• Provided information:
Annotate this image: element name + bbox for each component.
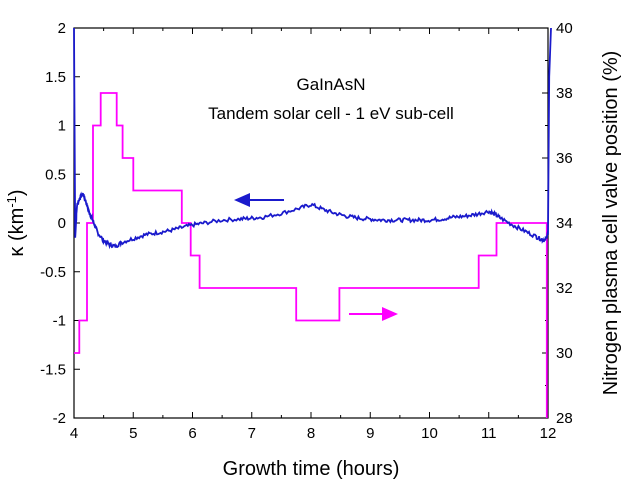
right-axis-arrow: [349, 307, 398, 321]
y-right-tick-label: 28: [556, 410, 573, 427]
y-right-tick-label: 38: [556, 85, 573, 102]
x-axis-label: Growth time (hours): [223, 458, 400, 480]
x-tick-label: 7: [248, 425, 256, 442]
x-tick-label: 9: [366, 425, 374, 442]
plot-area: [73, 27, 549, 419]
y-right-tick-label: 40: [556, 20, 573, 37]
y-right-tick-label: 36: [556, 150, 573, 167]
y-left-tick-label: 1.5: [45, 69, 66, 86]
y-left-tick-label: 2: [58, 20, 66, 37]
y-right-ticks: 40 38 36 34 32 30 28: [542, 20, 573, 427]
y-right-tick-label: 32: [556, 280, 573, 297]
annotation-material: GaInAsN: [297, 75, 366, 94]
x-tick-label: 8: [307, 425, 315, 442]
series-curvature: [73, 27, 552, 250]
x-tick-label: 5: [129, 425, 137, 442]
y-left-ticks: 2 1.5 1 0.5 0 -0.5 -1 -1.5 -2: [40, 20, 80, 427]
y-left-tick-label: -2: [53, 410, 66, 427]
x-tick-label: 4: [70, 425, 78, 442]
y-left-tick-label: -1: [53, 313, 66, 330]
x-tick-label: 12: [540, 425, 557, 442]
y-right-tick-label: 30: [556, 345, 573, 362]
left-axis-arrow: [234, 193, 284, 207]
x-tick-label: 11: [481, 425, 497, 442]
x-tick-label: 6: [188, 425, 196, 442]
y-axis-label-right: Nitrogen plasma cell valve position (%): [600, 51, 622, 396]
x-tick-label: 10: [421, 425, 438, 442]
curvature-line: [73, 27, 552, 250]
y-left-tick-label: 1: [58, 118, 66, 135]
y-left-tick-label: 0.5: [45, 166, 66, 183]
x-ticks: 4 5 6 7 8 9 10 11 12: [70, 28, 557, 442]
y-left-tick-label: 0: [58, 215, 66, 232]
annotation-device: Tandem solar cell - 1 eV sub-cell: [208, 104, 454, 123]
y-right-tick-label: 34: [556, 215, 573, 232]
y-left-tick-label: -1.5: [40, 361, 66, 378]
y-axis-label-left: κ (km-1): [4, 189, 28, 256]
y-left-tick-label: -0.5: [40, 264, 66, 281]
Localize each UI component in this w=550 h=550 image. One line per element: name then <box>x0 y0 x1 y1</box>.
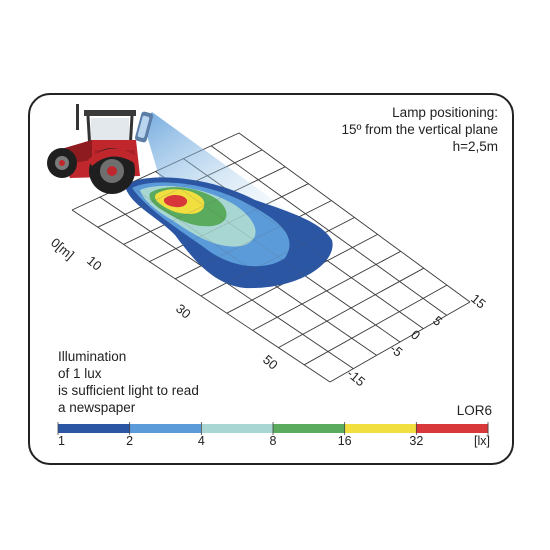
grid-line-transverse <box>226 234 378 314</box>
lateral-tick-15: 15 <box>468 291 489 312</box>
grid-line-transverse <box>149 183 309 262</box>
lux-scale-label: 2 <box>126 434 134 448</box>
lux-scale-segment <box>201 424 274 433</box>
grid-line-longitudinal <box>99 196 354 369</box>
distance-tick-0: 0[m] <box>48 235 77 263</box>
grid-overlay <box>71 132 471 383</box>
lux-scale-segment <box>58 424 131 433</box>
grid-line-longitudinal <box>211 145 447 316</box>
tractor-front-wheel <box>47 148 77 178</box>
lateral-tick-0: 0 <box>408 327 423 343</box>
lux-scale-label: 32 <box>409 434 424 448</box>
grid-line-transverse <box>278 267 425 348</box>
lateral-axis: 15 5 0 -5 -15 <box>344 291 489 390</box>
lux-note: Illumination of 1 lux is sufficient ligh… <box>58 348 199 416</box>
grid-line-transverse <box>252 251 401 331</box>
tractor <box>47 104 154 194</box>
lux-scale-segment <box>344 424 417 433</box>
lux-unit-label: [lx] <box>474 434 490 448</box>
grid-line-longitudinal <box>127 184 377 356</box>
grid-line-longitudinal <box>71 209 331 383</box>
grid-line-transverse <box>329 301 471 383</box>
distance-tick-30: 30 <box>173 301 194 322</box>
model-label: LOR6 <box>456 403 492 418</box>
grid-line-transverse <box>175 200 332 280</box>
grid-line-transverse <box>71 132 240 211</box>
lateral-tick-minus5: -5 <box>387 341 405 360</box>
lux-note-line-2: of 1 lux <box>58 366 102 381</box>
grid-line-longitudinal <box>155 171 401 343</box>
lux-scale-bar <box>57 422 489 435</box>
lux-scale-label: 1 <box>58 434 65 448</box>
lux-scale-label: 16 <box>337 434 352 448</box>
lamp-angle: 15º from the vertical plane <box>341 122 498 137</box>
grid-line-transverse <box>123 166 286 245</box>
lamp-positioning-caption: Lamp positioning: 15º from the vertical … <box>341 104 498 155</box>
lux-scale-label: 8 <box>269 434 277 448</box>
tractor-rear-fender <box>88 148 138 166</box>
grid-line-transverse <box>97 149 263 228</box>
grid-line-longitudinal <box>183 158 424 329</box>
work-lamp <box>134 111 154 143</box>
lux-scale-segment <box>129 424 202 433</box>
lux-scale-segment <box>273 424 346 433</box>
distance-tick-10: 10 <box>84 253 105 274</box>
grid-line-transverse <box>200 217 355 297</box>
distance-tick-50: 50 <box>260 352 281 373</box>
lux-scale-label: 4 <box>197 434 205 448</box>
lux-note-line-3: is sufficient light to read <box>58 383 199 398</box>
grid-line-transverse <box>278 267 424 348</box>
lux-note-line-4: a newspaper <box>58 400 136 415</box>
grid-line-longitudinal <box>238 132 471 303</box>
lamp-height: h=2,5m <box>452 139 498 154</box>
grid-line-transverse <box>71 132 240 211</box>
lux-scale-segment <box>416 424 489 433</box>
grid-line-transverse <box>304 284 448 366</box>
grid-line-transverse <box>303 284 448 366</box>
lateral-tick-minus15: -15 <box>344 366 368 390</box>
grid-line-transverse <box>329 301 471 383</box>
lateral-tick-5: 5 <box>430 313 445 329</box>
isolux-zones <box>125 177 333 289</box>
lamp-positioning-title: Lamp positioning: <box>392 105 498 120</box>
zone-32-lux <box>163 194 188 208</box>
lux-note-line-1: Illumination <box>58 349 127 364</box>
grid-line-transverse <box>252 250 401 331</box>
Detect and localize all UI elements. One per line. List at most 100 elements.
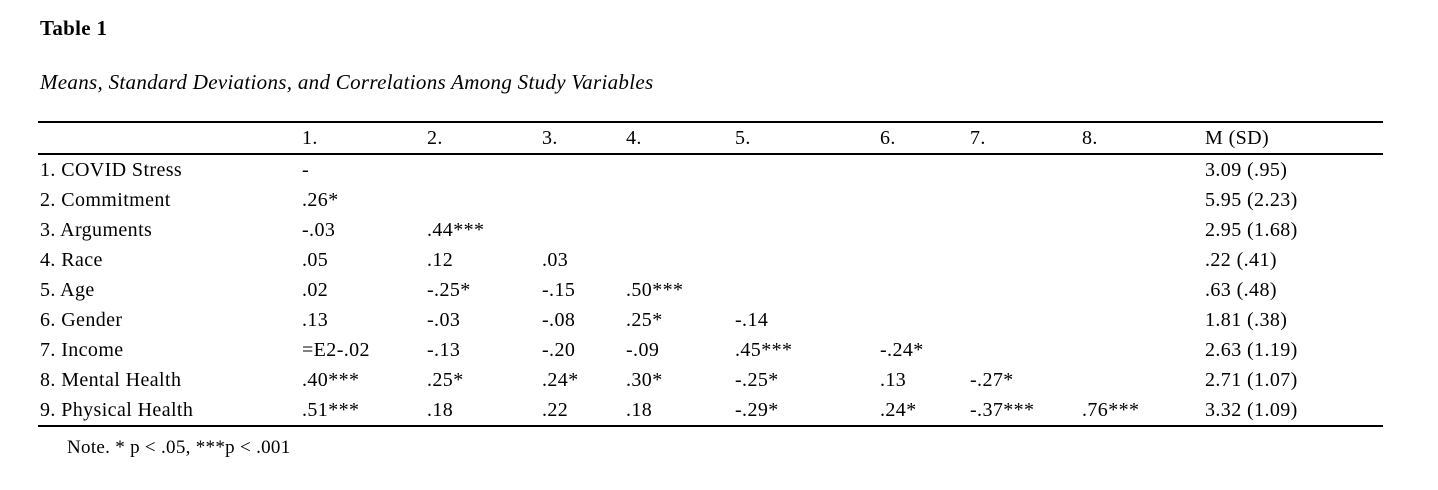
correlation-cell <box>1080 275 1203 305</box>
mean-sd-cell: 5.95 (2.23) <box>1205 188 1298 211</box>
mean-sd-cell: .22 (.41) <box>1205 248 1277 271</box>
table-row: 9. Physical Health .51*** .18 .22 .18 -.29* .2… <box>38 395 1383 426</box>
table-row: 3. Arguments -.03 .44*** 2.95 (1.68) <box>38 215 1383 245</box>
correlation-cell <box>968 275 1080 305</box>
correlation-cell: .44*** <box>427 218 485 241</box>
correlation-cell: - <box>302 158 310 181</box>
correlation-cell: .13 <box>880 368 907 391</box>
mean-sd-cell: 1.81 (.38) <box>1205 308 1288 331</box>
correlation-cell <box>624 215 733 245</box>
correlation-cell <box>968 154 1080 185</box>
table-title: Means, Standard Deviations, and Correlat… <box>40 70 654 94</box>
correlation-cell: .18 <box>626 398 653 421</box>
correlation-table: 1. 2. 3. 4. 5. 6. 7. 8. M (SD) 1. COVID … <box>38 121 1383 427</box>
correlation-cell <box>624 185 733 215</box>
correlation-cell <box>733 154 878 185</box>
correlation-cell: =E2-.02 <box>302 338 370 361</box>
correlation-cell: .13 <box>302 308 329 331</box>
correlation-cell <box>540 154 624 185</box>
correlation-cell: .03 <box>542 248 569 271</box>
correlation-cell: .05 <box>302 248 329 271</box>
table-note: Note. * p < .05, ***p < .001 <box>67 437 291 458</box>
correlation-cell <box>878 275 968 305</box>
correlation-cell: -.27* <box>970 368 1014 391</box>
column-header-8: 8. <box>1082 126 1098 149</box>
mean-sd-cell: 2.71 (1.07) <box>1205 368 1298 391</box>
correlation-cell: -.29* <box>735 398 779 421</box>
correlation-cell: .18 <box>427 398 454 421</box>
correlation-cell: .24* <box>542 368 579 391</box>
correlation-cell: -.15 <box>542 278 576 301</box>
row-label: 2. Commitment <box>40 188 171 211</box>
mean-sd-cell: 3.32 (1.09) <box>1205 398 1298 421</box>
correlation-cell <box>968 305 1080 335</box>
correlation-cell <box>540 215 624 245</box>
correlation-cell <box>733 275 878 305</box>
correlation-cell <box>878 215 968 245</box>
correlation-cell <box>733 245 878 275</box>
column-header-2: 2. <box>427 126 443 149</box>
correlation-cell <box>1080 185 1203 215</box>
correlation-cell: .25* <box>427 368 464 391</box>
correlation-cell: -.03 <box>302 218 336 241</box>
correlation-cell <box>1080 365 1203 395</box>
correlation-cell <box>878 185 968 215</box>
column-header-4: 4. <box>626 126 642 149</box>
correlation-cell: .22 <box>542 398 569 421</box>
column-header-7: 7. <box>970 126 986 149</box>
column-header-6: 6. <box>880 126 896 149</box>
correlation-cell <box>624 245 733 275</box>
correlation-cell: .76*** <box>1082 398 1140 421</box>
mean-sd-cell: 3.09 (.95) <box>1205 158 1288 181</box>
correlation-cell: -.20 <box>542 338 576 361</box>
correlation-cell: .40*** <box>302 368 360 391</box>
table-row: 7. Income =E2-.02 -.13 -.20 -.09 .45*** -.24* 2… <box>38 335 1383 365</box>
table-row: 1. COVID Stress - 3.09 (.95) <box>38 154 1383 185</box>
column-header-5: 5. <box>735 126 751 149</box>
row-label: 3. Arguments <box>40 218 153 241</box>
row-label: 6. Gender <box>40 308 123 331</box>
column-header-m-sd: M (SD) <box>1205 126 1270 149</box>
correlation-cell: .02 <box>302 278 329 301</box>
correlation-cell <box>1080 154 1203 185</box>
mean-sd-cell: 2.95 (1.68) <box>1205 218 1298 241</box>
correlation-cell <box>1080 335 1203 365</box>
correlation-cell <box>968 245 1080 275</box>
correlation-cell: .45*** <box>735 338 793 361</box>
correlation-cell <box>1080 215 1203 245</box>
row-label: 9. Physical Health <box>40 398 194 421</box>
correlation-cell <box>968 215 1080 245</box>
correlation-cell: -.37*** <box>970 398 1035 421</box>
correlation-cell <box>1080 305 1203 335</box>
correlation-cell <box>425 185 540 215</box>
correlation-cell: .25* <box>626 308 663 331</box>
correlation-cell <box>878 245 968 275</box>
column-header-variable <box>38 122 300 154</box>
table-row: 5. Age .02 -.25* -.15 .50*** .63 (.48) <box>38 275 1383 305</box>
correlation-cell <box>968 335 1080 365</box>
header-row: 1. 2. 3. 4. 5. 6. 7. 8. M (SD) <box>38 122 1383 154</box>
correlation-cell <box>624 154 733 185</box>
table-row: 4. Race .05 .12 .03 .22 (.41) <box>38 245 1383 275</box>
row-label: 7. Income <box>40 338 124 361</box>
row-label: 4. Race <box>40 248 103 271</box>
row-label: 5. Age <box>40 278 95 301</box>
correlation-cell: -.09 <box>626 338 660 361</box>
table-row: 2. Commitment .26* 5.95 (2.23) <box>38 185 1383 215</box>
table-label: Table 1 <box>40 16 108 40</box>
correlation-cell: .50*** <box>626 278 684 301</box>
correlation-cell <box>1080 245 1203 275</box>
correlation-cell <box>425 154 540 185</box>
correlation-cell <box>540 185 624 215</box>
correlation-cell: .30* <box>626 368 663 391</box>
table-row: 6. Gender .13 -.03 -.08 .25* -.14 1.81 (.38) <box>38 305 1383 335</box>
column-header-3: 3. <box>542 126 558 149</box>
mean-sd-cell: 2.63 (1.19) <box>1205 338 1298 361</box>
table-body: 1. COVID Stress - 3.09 (.95) 2. Commitment.… <box>38 154 1383 426</box>
correlation-cell: .12 <box>427 248 454 271</box>
mean-sd-cell: .63 (.48) <box>1205 278 1277 301</box>
correlation-cell: -.03 <box>427 308 461 331</box>
correlation-cell <box>733 185 878 215</box>
correlation-cell: .24* <box>880 398 917 421</box>
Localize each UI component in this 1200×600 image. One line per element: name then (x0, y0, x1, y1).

• Exercise objective:
Reproduce verbatim the lines from the one containing "correlation-cell <box>1080 275 1203 305</box>" through the one containing "correlation-cell <box>968 275 1080 305</box>".

• Task solution:
correlation-cell <box>1080 275 1203 305</box>
mean-sd-cell: 5.95 (2.23) <box>1205 188 1298 211</box>
mean-sd-cell: .22 (.41) <box>1205 248 1277 271</box>
table-row: 9. Physical Health .51*** .18 .22 .18 -.29* .2… <box>38 395 1383 426</box>
table-row: 3. Arguments -.03 .44*** 2.95 (1.68) <box>38 215 1383 245</box>
correlation-cell <box>968 275 1080 305</box>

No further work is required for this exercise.